◆ WHAT THE TASK REQUIRES ◆
Copy all lines below exactly as written. Leave pictures out.

◆ TASK DATA ◆
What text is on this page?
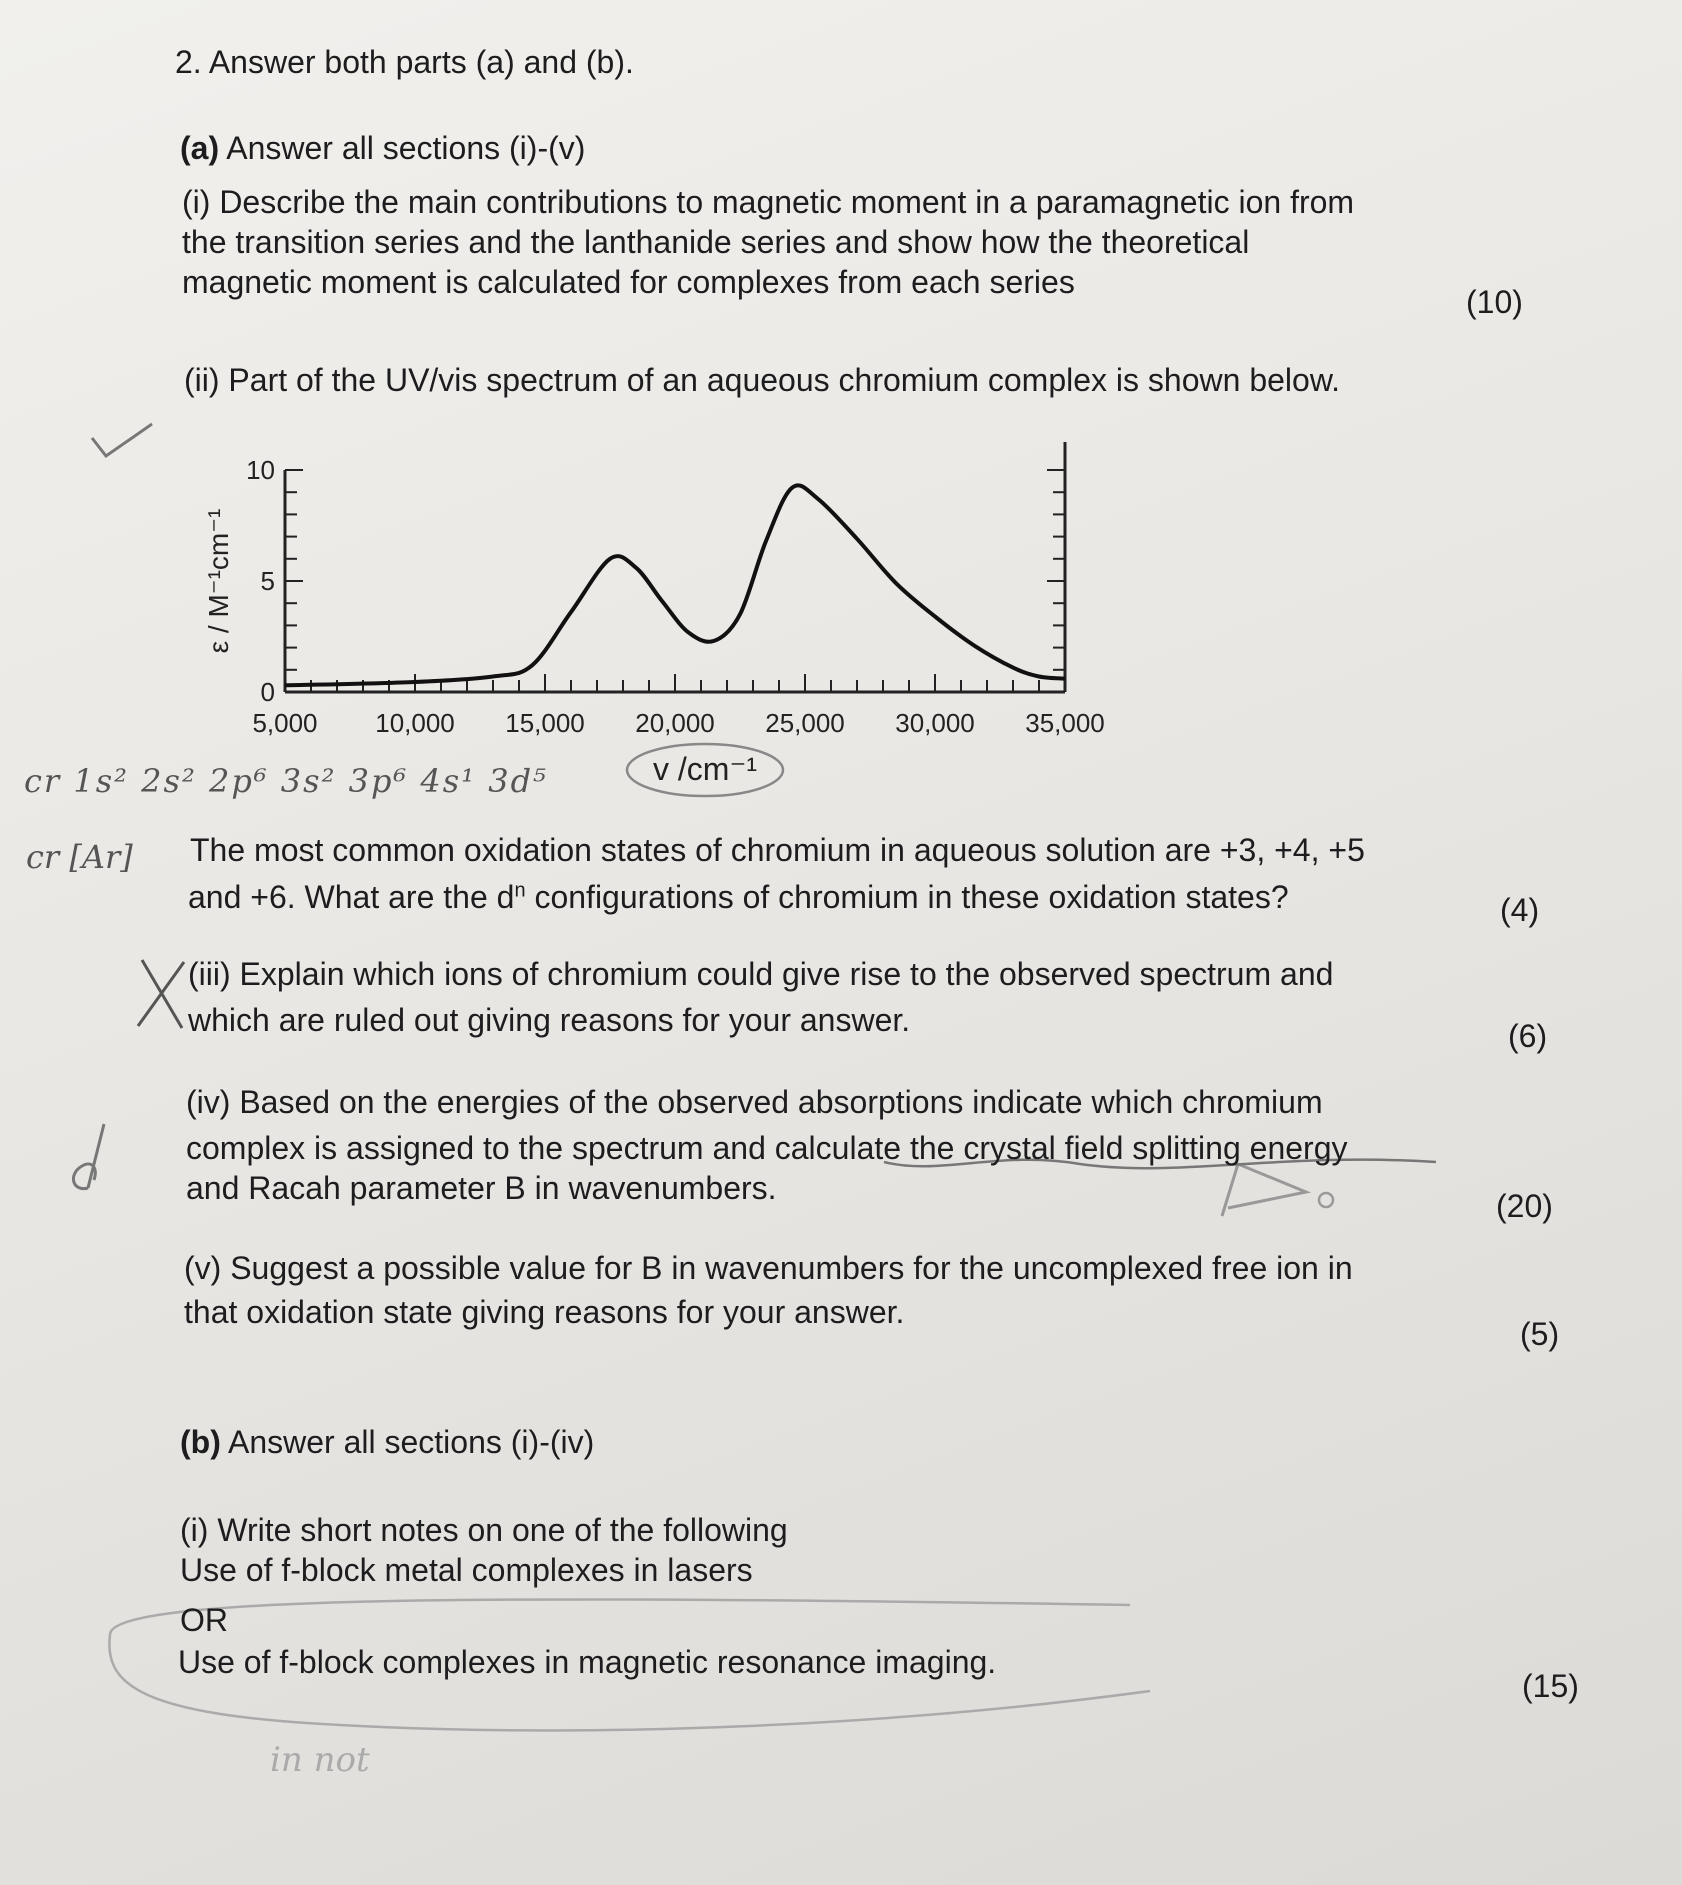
2. Answer both parts (a) and (b).
(a) Answer all sections (i)-(v)
(i) Describe the main contributions to magnetic moment in a paramagnetic ion from
the transition series and the lanthanide series and show how the theoretical
magnetic moment is calculated for complexes from each series
(10)
(ii) Part of the UV/vis spectrum of an aqueous chromium complex is shown below.
5,000 10,000 15,000 20,000 25,000 30,000 35,000
0
5
10
ε / M⁻¹cm⁻¹
v /cm⁻¹
cr 1s² 2s² 2p⁶ 3s² 3p⁶ 4s¹ 3d⁵
cr [Ar]
in not
The most common oxidation states of chromium in aqueous solution are +3, +4, +5
and +6. What are the $d^n$ configurations of chromium in these oxidation states?	(4)
(iii) Explain which ions of chromium could give rise to the observed spectrum and
which are ruled out giving reasons for your answer.	(6)
(iv) Based on the energies of the observed absorptions indicate which chromium
complex is assigned to the spectrum and calculate the crystal field splitting energy
and Racah parameter B in wavenumbers.	(20)
(v) Suggest a possible value for B in wavenumbers for the uncomplexed free ion in
that oxidation state giving reasons for your answer.
(5)
(b) Answer all sections (i)-(iv)
(i) Write short notes on one of the following
Use of f-block metal complexes in lasers
OR
Use of f-block complexes in magnetic resonance imaging.
(15)
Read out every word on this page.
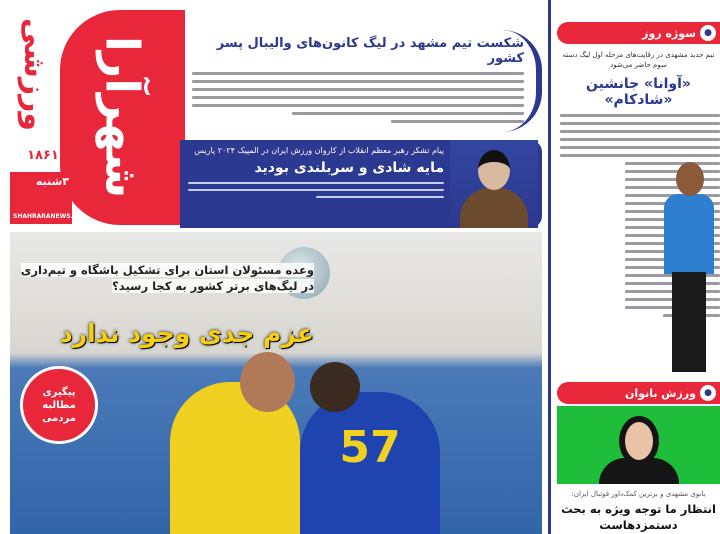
شهرآرا
ورزشی
۱۸۶۱
۳شنبه
SHAHRARANEWS.IR
شکست تیم مشهد در لیگ کانون‌های والیبال پسر کشور
پیام تشکر رهبر معظم انقلاب از کاروان ورزش ایران در المپیک ۲۰۲۴ پاریس
مایه شادی و سربلندی بودید
57
وعده مسئولان استان برای تشکیل باشگاه و تیم‌داری در لیگ‌های برتر کشور به کجا رسید؟
عزم جدی وجود ندارد
پیگیری مطالبه مردمی
●
سوژه روز
تیم جدید مشهدی در رقابت‌های مرحله اول لیگ دسته سوم حاضر می‌شود
«آوانا» جانشین «شادکام»
●
ورزش بانوان
بانوی مشهدی و برترین کمک‌داور فوتبال ایران:
انتظار ما توجه ویژه به بحث دستمزدهاست
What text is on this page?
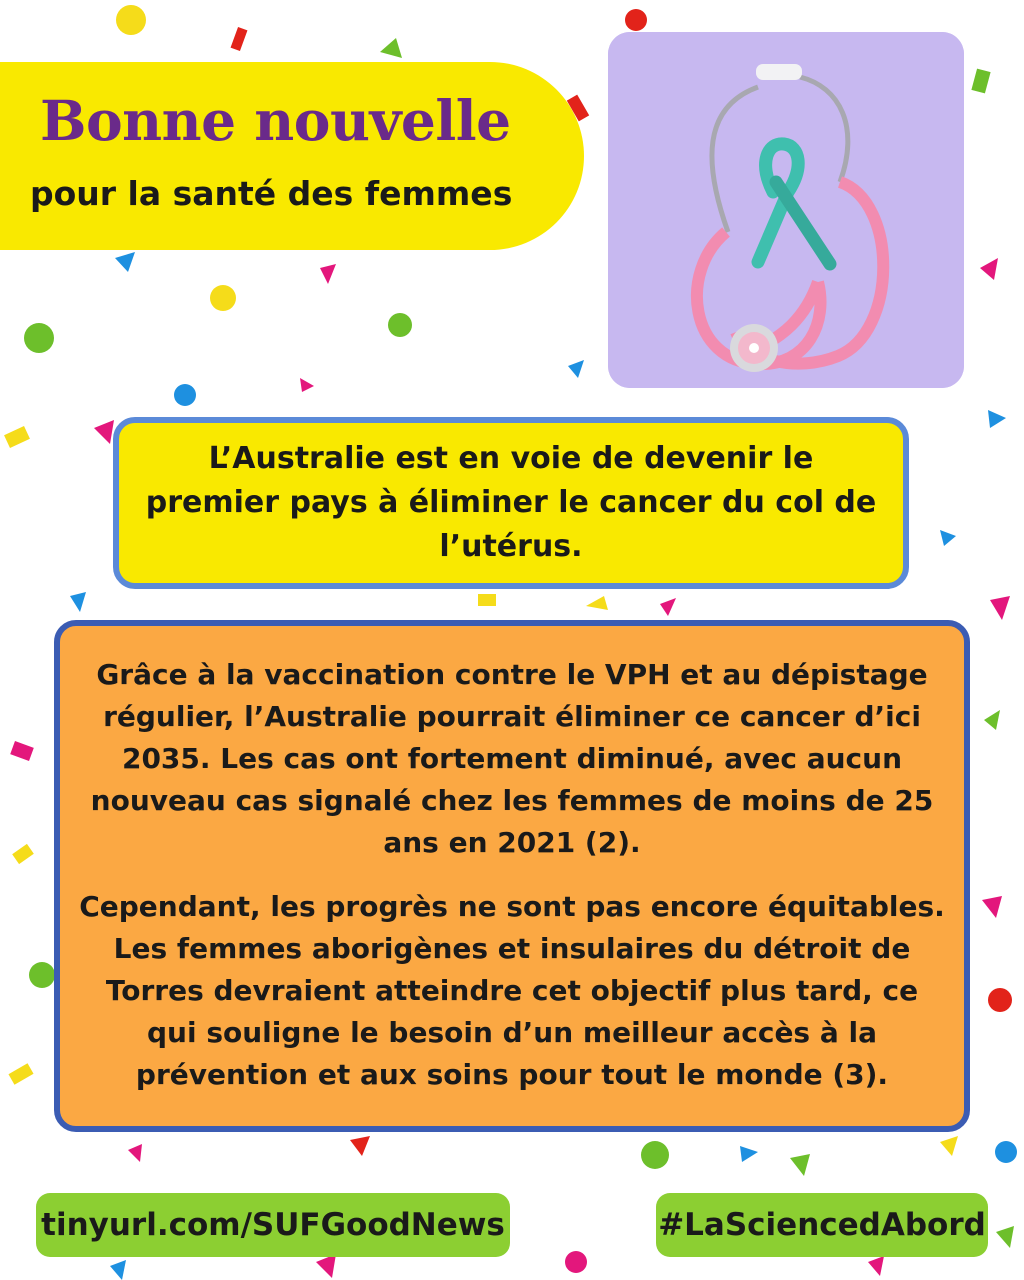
Bonne nouvelle
pour la santé des femmes
L’Australie est en voie de devenir le premier pays à éliminer le cancer du col de l’utérus.

Grâce à la vaccination contre le VPH et au dépistage régulier, l’Australie pourrait éliminer ce cancer d’ici 2035. Les cas ont fortement diminué, avec aucun nouveau cas signalé chez les femmes de moins de 25 ans en 2021 (2).

Cependant, les progrès ne sont pas encore équitables. Les femmes aborigènes et insulaires du détroit de Torres devraient atteindre cet objectif plus tard, ce qui souligne le besoin d’un meilleur accès à la prévention et aux soins pour tout le monde (3).

tinyurl.com/SUFGoodNews	#LaSciencedAbord
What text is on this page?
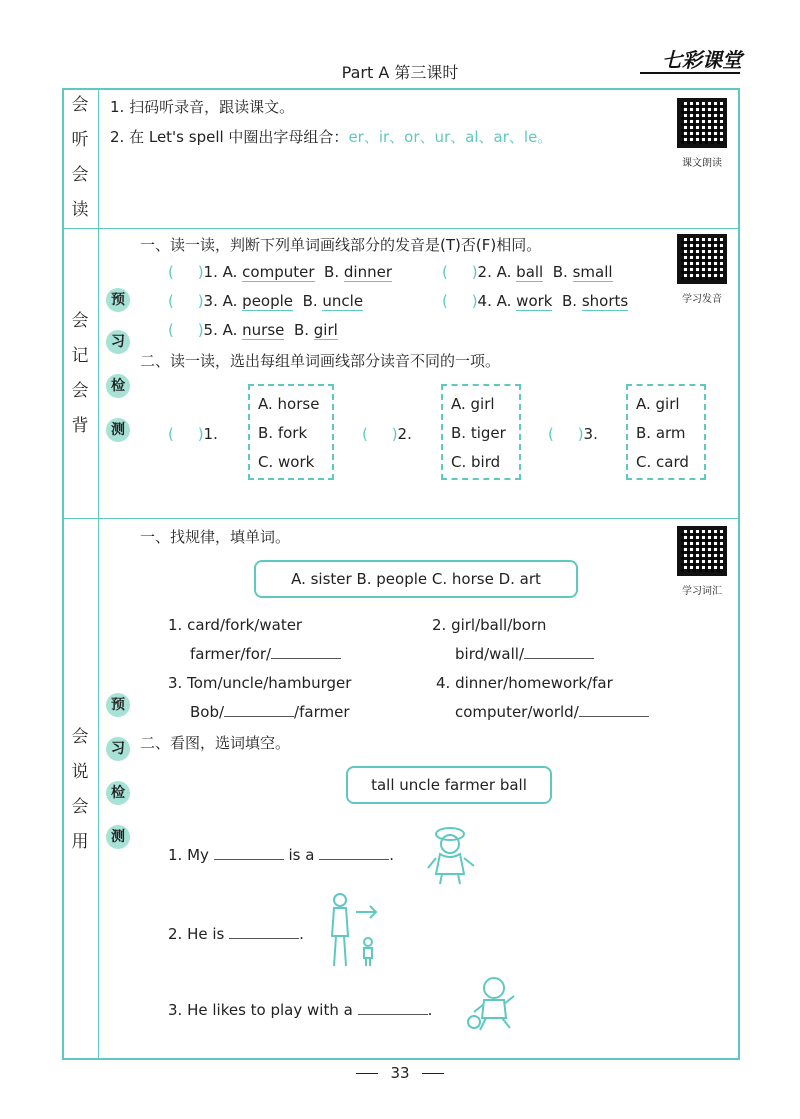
Part A 第三课时
七彩课堂
会
听
会
读
1. 扫码听录音，跟读课文。
2. 在 Let's spell 中圈出字母组合：er、ir、or、ur、al、ar、le。
课文朗读
会
记
会
背
预
习
检
测
一、读一读，判断下列单词画线部分的发音是(T)否(F)相同。
学习发音
(     )1. A. computer  B. dinner	(     )2. A. ball  B. small
(     )3. A. people  B. uncle	(     )4. A. work  B. shorts
(     )5. A. nurse  B. girl
二、读一读，选出每组单词画线部分读音不同的一项。
(     )1.
A. horse
B. fork
C. work
(     )2.
A. girl
B. tiger
C. bird
(     )3.
A. girl
B. arm
C. card
会
说
会
用
预
习
检
测
一、找规律，填单词。
学习词汇
A. sister B. people C. horse D. art
1. card/fork/water
farmer/for/
2. girl/ball/born
bird/wall/
3. Tom/uncle/hamburger
Bob/	/farmer
4. dinner/homework/far
computer/world/
二、看图，选词填空。
tall uncle farmer ball
1. My	is a	.
2. He is	.
3. He likes to play with a	.
33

◆ SOLUTION TO THE PROBLEM ◆
What text is on this page?
2. Answer both parts (a) and (b).
(a) Answer all sections (i)-(v)
(i) Describe the main contributions to magnetic moment in a paramagnetic ion from
the transition series and the lanthanide series and show how the theoretical
magnetic moment is calculated for complexes from each series
(10)
(ii) Part of the UV/vis spectrum of an aqueous chromium complex is shown below.
5,000 10,000 15,000 20,000 25,000 30,000 35,000
0
5
10
ε / M⁻¹cm⁻¹
v /cm⁻¹
cr 1s² 2s² 2p⁶ 3s² 3p⁶ 4s¹ 3d⁵
cr [Ar]
in not
The most common oxidation states of chromium in aqueous solution are +3, +4, +5
and +6. What are the $d^n$ configurations of chromium in these oxidation states?	(4)
(iii) Explain which ions of chromium could give rise to the observed spectrum and
which are ruled out giving reasons for your answer.	(6)
(iv) Based on the energies of the observed absorptions indicate which chromium
complex is assigned to the spectrum and calculate the crystal field splitting energy
and Racah parameter B in wavenumbers.	(20)
(v) Suggest a possible value for B in wavenumbers for the uncomplexed free ion in
that oxidation state giving reasons for your answer.
(5)
(b) Answer all sections (i)-(iv)
(i) Write short notes on one of the following
Use of f-block metal complexes in lasers
OR
Use of f-block complexes in magnetic resonance imaging.
(15)
Read out every word on this page.
شهرآرا
ورزشی
۱۸۶۱
۳شنبه
SHAHRARANEWS.IR
شکست تیم مشهد در لیگ کانون‌های والیبال پسر کشور
پیام تشکر رهبر معظم انقلاب از کاروان ورزش ایران در المپیک ۲۰۲۴ پاریس
مایه شادی و سربلندی بودید
57
وعده مسئولان استان برای تشکیل باشگاه و تیم‌داری در لیگ‌های برتر کشور به کجا رسید؟
عزم جدی وجود ندارد
پیگیری مطالبه مردمی
●
سوژه روز
تیم جدید مشهدی در رقابت‌های مرحله اول لیگ دسته سوم حاضر می‌شود
«آوانا» جانشین «شادکام»
●
ورزش بانوان
بانوی مشهدی و برترین کمک‌داور فوتبال ایران:
انتظار ما توجه ویژه به بحث دستمزدهاست
What text is on this page?
Bonne nouvelle
pour la santé des femmes
L’Australie est en voie de devenir le premier pays à éliminer le cancer du col de l’utérus.

Grâce à la vaccination contre le VPH et au dépistage régulier, l’Australie pourrait éliminer ce cancer d’ici 2035. Les cas ont fortement diminué, avec aucun nouveau cas signalé chez les femmes de moins de 25 ans en 2021 (2).

Cependant, les progrès ne sont pas encore équitables. Les femmes aborigènes et insulaires du détroit de Torres devraient atteindre cet objectif plus tard, ce qui souligne le besoin d’un meilleur accès à la prévention et aux soins pour tout le monde (3).

tinyurl.com/SUFGoodNews	#LaSciencedAbord
What text is on this page?
Part A 第三课时
七彩课堂
会
听
会
读
1. 扫码听录音，跟读课文。
2. 在 Let's spell 中圈出字母组合：er、ir、or、ur、al、ar、le。
课文朗读
会
记
会
背
预
习
检
测
一、读一读，判断下列单词画线部分的发音是(T)否(F)相同。
学习发音
(     )1. A. computer  B. dinner	(     )2. A. ball  B. small
(     )3. A. people  B. uncle	(     )4. A. work  B. shorts
(     )5. A. nurse  B. girl
二、读一读，选出每组单词画线部分读音不同的一项。
(     )1.
A. horse
B. fork
C. work
(     )2.
A. girl
B. tiger
C. bird
(     )3.
A. girl
B. arm
C. card
会
说
会
用
预
习
检
测
一、找规律，填单词。
学习词汇
A. sister B. people C. horse D. art
1. card/fork/water
farmer/for/
2. girl/ball/born
bird/wall/
3. Tom/uncle/hamburger
Bob/	/farmer
4. dinner/homework/far
computer/world/
二、看图，选词填空。
tall uncle farmer ball
1. My	is a	.
2. He is	.
3. He likes to play with a	.
33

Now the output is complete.